WHAT TO PRODUCE
Copy each line of the data below with the word "Kants".
— start of TASK MATERIAL —
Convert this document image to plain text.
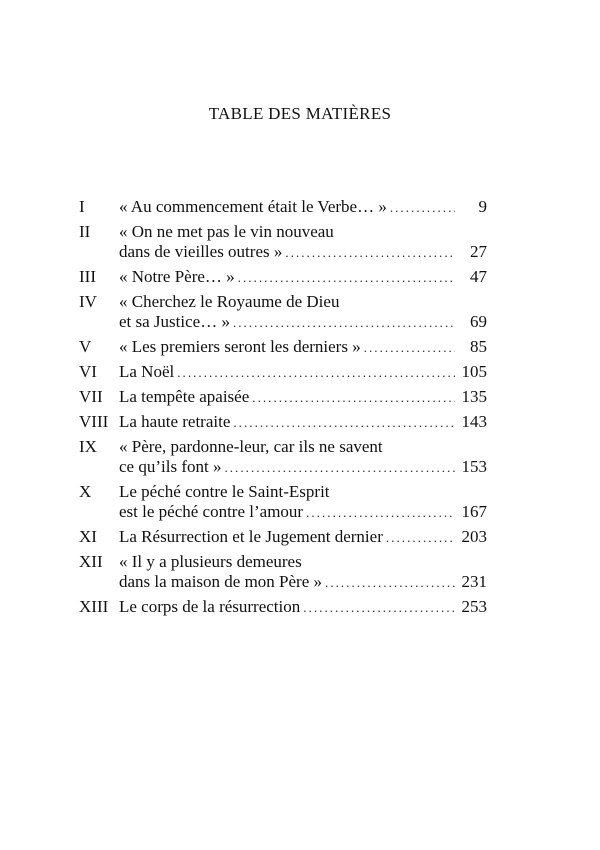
TABLE DES MATIÈRES
I	« Au commencement était le Verbe… » . . .	9
II	« On ne met pas le vin nouveau
dans de vieilles outres » . . .	27
III	« Notre Père… » . . .	47
IV	« Cherchez le Royaume de Dieu
et sa Justice… » . . .	69
V	« Les premiers seront les derniers » . . .	85
VI	La Noël . . .	105
VII La tempête apaisée . . .	135
VIII La haute retraite . . .	143
IX	« Père, pardonne-leur, car ils ne savent
ce qu’ils font » . . .	153
X	Le péché contre le Saint-Esprit
est le péché contre l’amour . . .	167
XI	La Résurrection et le Jugement dernier . . .	203
XII « Il y a plusieurs demeures
dans la maison de mon Père » . . .	231
XIII Le corps de la résurrection . . .	253
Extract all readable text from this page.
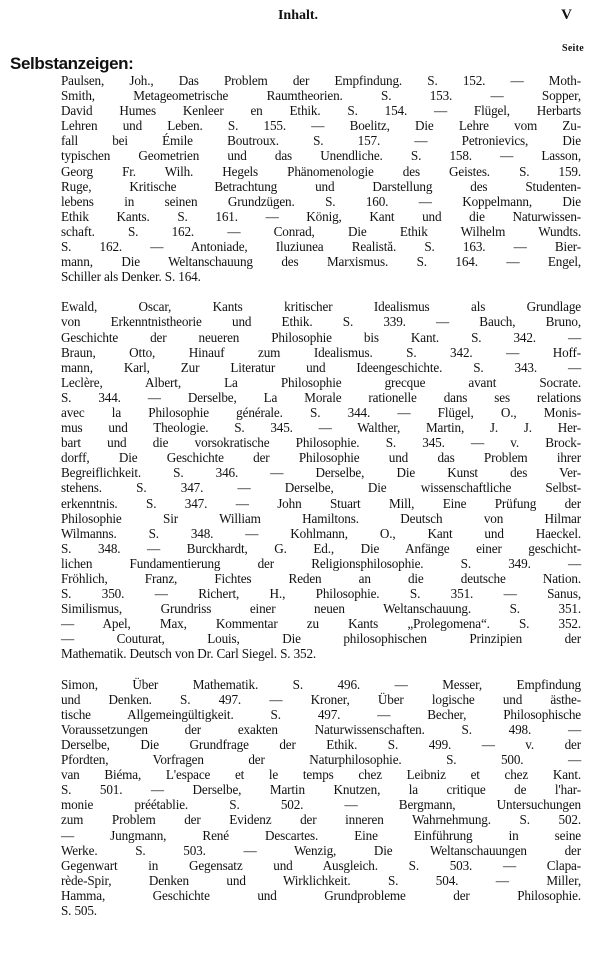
Inhalt.	V
Seite
Selbstanzeigen:
Paulsen, Joh., Das Problem der Empfindung. S. 152. — Moth-
Smith, Metageometrische Raumtheorien. S. 153. — Sopper,
David Humes Kenleer en Ethik. S. 154. — Flügel, Herbarts
Lehren und Leben. S. 155. — Boelitz, Die Lehre vom Zu-
fall bei Émile Boutroux. S. 157. — Petronievics, Die
typischen Geometrien und das Unendliche. S. 158. — Lasson,
Georg Fr. Wilh. Hegels Phänomenologie des Geistes. S. 159.
Ruge, Kritische Betrachtung und Darstellung des Studenten-
lebens in seinen Grundzügen. S. 160. — Koppelmann, Die
Ethik Kants. S. 161. — König, Kant und die Naturwissen-
schaft. S. 162. — Conrad, Die Ethik Wilhelm Wundts.
S. 162. — Antoniade, Iluziunea Realistă. S. 163. — Bier-
mann, Die Weltanschauung des Marxismus. S. 164. — Engel,
Schiller als Denker. S. 164.
Ewald, Oscar, Kants kritischer Idealismus als Grundlage
von Erkenntnistheorie und Ethik. S. 339. — Bauch, Bruno,
Geschichte der neueren Philosophie bis Kant. S. 342. —
Braun, Otto, Hinauf zum Idealismus. S. 342. — Hoff-
mann, Karl, Zur Literatur und Ideengeschichte. S. 343. —
Leclère, Albert, La Philosophie grecque avant Socrate.
S. 344. — Derselbe, La Morale rationelle dans ses relations
avec la Philosophie générale. S. 344. — Flügel, O., Monis-
mus und Theologie. S. 345. — Walther, Martin, J. J. Her-
bart und die vorsokratische Philosophie. S. 345. — v. Brock-
dorff, Die Geschichte der Philosophie und das Problem ihrer
Begreiflichkeit. S. 346. — Derselbe, Die Kunst des Ver-
stehens. S. 347. — Derselbe, Die wissenschaftliche Selbst-
erkenntnis. S. 347. — John Stuart Mill, Eine Prüfung der
Philosophie Sir William Hamiltons. Deutsch von Hilmar
Wilmanns. S. 348. — Kohlmann, O., Kant und Haeckel.
S. 348. — Burckhardt, G. Ed., Die Anfänge einer geschicht-
lichen Fundamentierung der Religionsphilosophie. S. 349. —
Fröhlich, Franz, Fichtes Reden an die deutsche Nation.
S. 350. — Richert, H., Philosophie. S. 351. — Sanus,
Similismus, Grundriss einer neuen Weltanschauung. S. 351.
— Apel, Max, Kommentar zu Kants „Prolegomena“. S. 352.
— Couturat, Louis, Die philosophischen Prinzipien der
Mathematik. Deutsch von Dr. Carl Siegel. S. 352.
Simon, Über Mathematik. S. 496. — Messer, Empfindung
und Denken. S. 497. — Kroner, Über logische und ästhe-
tische Allgemeingültigkeit. S. 497. — Becher, Philosophische
Voraussetzungen der exakten Naturwissenschaften. S. 498. —
Derselbe, Die Grundfrage der Ethik. S. 499. — v. der
Pfordten, Vorfragen der Naturphilosophie. S. 500. —
van Biéma, L'espace et le temps chez Leibniz et chez Kant.
S. 501. — Derselbe, Martin Knutzen, la critique de l'har-
monie préétablie. S. 502. — Bergmann, Untersuchungen
zum Problem der Evidenz der inneren Wahrnehmung. S. 502.
— Jungmann, René Descartes. Eine Einführung in seine
Werke. S. 503. — Wenzig, Die Weltanschauungen der
Gegenwart in Gegensatz und Ausgleich. S. 503. — Clapa-
rède-Spir, Denken und Wirklichkeit. S. 504. — Miller,
Hamma, Geschichte und Grundprobleme der Philosophie.
S. 505.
— end of TASK MATERIAL —
RESPONSE TO THE TASK
Ethik Kants. S. 161. — König, Kant und die Naturwissen-
Ewald, Oscar, Kants kritischer Idealismus als Grundlage
— Apel, Max, Kommentar zu Kants „Prolegomena“. S. 352.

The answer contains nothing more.